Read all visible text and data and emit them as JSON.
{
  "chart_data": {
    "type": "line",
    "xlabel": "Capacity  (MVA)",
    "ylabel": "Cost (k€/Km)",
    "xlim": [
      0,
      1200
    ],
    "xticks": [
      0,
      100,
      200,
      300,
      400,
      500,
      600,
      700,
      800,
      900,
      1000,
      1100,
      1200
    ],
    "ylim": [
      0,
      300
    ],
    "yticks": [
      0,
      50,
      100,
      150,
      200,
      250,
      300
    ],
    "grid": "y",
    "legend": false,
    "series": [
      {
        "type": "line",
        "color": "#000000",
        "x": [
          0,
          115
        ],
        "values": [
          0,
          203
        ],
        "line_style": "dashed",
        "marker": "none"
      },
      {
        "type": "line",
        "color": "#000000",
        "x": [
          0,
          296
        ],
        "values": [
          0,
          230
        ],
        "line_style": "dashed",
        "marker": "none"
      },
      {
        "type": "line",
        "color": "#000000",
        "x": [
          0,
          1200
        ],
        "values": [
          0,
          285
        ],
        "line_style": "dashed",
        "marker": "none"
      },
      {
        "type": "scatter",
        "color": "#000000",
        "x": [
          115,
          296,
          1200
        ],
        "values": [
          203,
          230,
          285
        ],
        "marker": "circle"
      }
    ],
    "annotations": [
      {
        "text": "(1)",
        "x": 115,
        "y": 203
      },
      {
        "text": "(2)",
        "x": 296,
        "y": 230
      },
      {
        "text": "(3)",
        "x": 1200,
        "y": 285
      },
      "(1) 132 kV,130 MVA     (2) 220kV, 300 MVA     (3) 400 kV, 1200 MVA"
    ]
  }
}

· · ·

▶ **Problem statement**: Restate the whole listing exactly, leaving out nothing.

▶ **Solved exercise**:
Read all visible text and data and emit them as JSON.
{
  "chart_data": {
    "type": "line",
    "xlabel": "Capacity  (MVA)",
    "ylabel": "Cost (k€/Km)",
    "xlim": [
      0,
      1200
    ],
    "xticks": [
      0,
      100,
      200,
      300,
      400,
      500,
      600,
      700,
      800,
      900,
      1000,
      1100,
      1200
    ],
    "ylim": [
      0,
      300
    ],
    "yticks": [
      0,
      50,
      100,
      150,
      200,
      250,
      300
    ],
    "grid": "y",
    "legend": false,
    "series": [
      {
        "type": "line",
        "color": "#000000",
        "x": [
          0,
          115
        ],
        "values": [
          0,
          203
        ],
        "line_style": "dashed",
        "marker": "none"
      },
      {
        "type": "line",
        "color": "#000000",
        "x": [
          0,
          296
        ],
        "values": [
          0,
          230
        ],
        "line_style": "dashed",
        "marker": "none"
      },
      {
        "type": "line",
        "color": "#000000",
        "x": [
          0,
          1200
        ],
        "values": [
          0,
          285
        ],
        "line_style": "dashed",
        "marker": "none"
      },
      {
        "type": "scatter",
        "color": "#000000",
        "x": [
          115,
          296,
          1200
        ],
        "values": [
          203,
          230,
          285
        ],
        "marker": "circle"
      }
    ],
    "annotations": [
      {
        "text": "(1)",
        "x": 115,
        "y": 203
      },
      {
        "text": "(2)",
        "x": 296,
        "y": 230
      },
      {
        "text": "(3)",
        "x": 1200,
        "y": 285
      },
      "(1) 132 kV,130 MVA     (2) 220kV, 300 MVA     (3) 400 kV, 1200 MVA"
    ]
  }
}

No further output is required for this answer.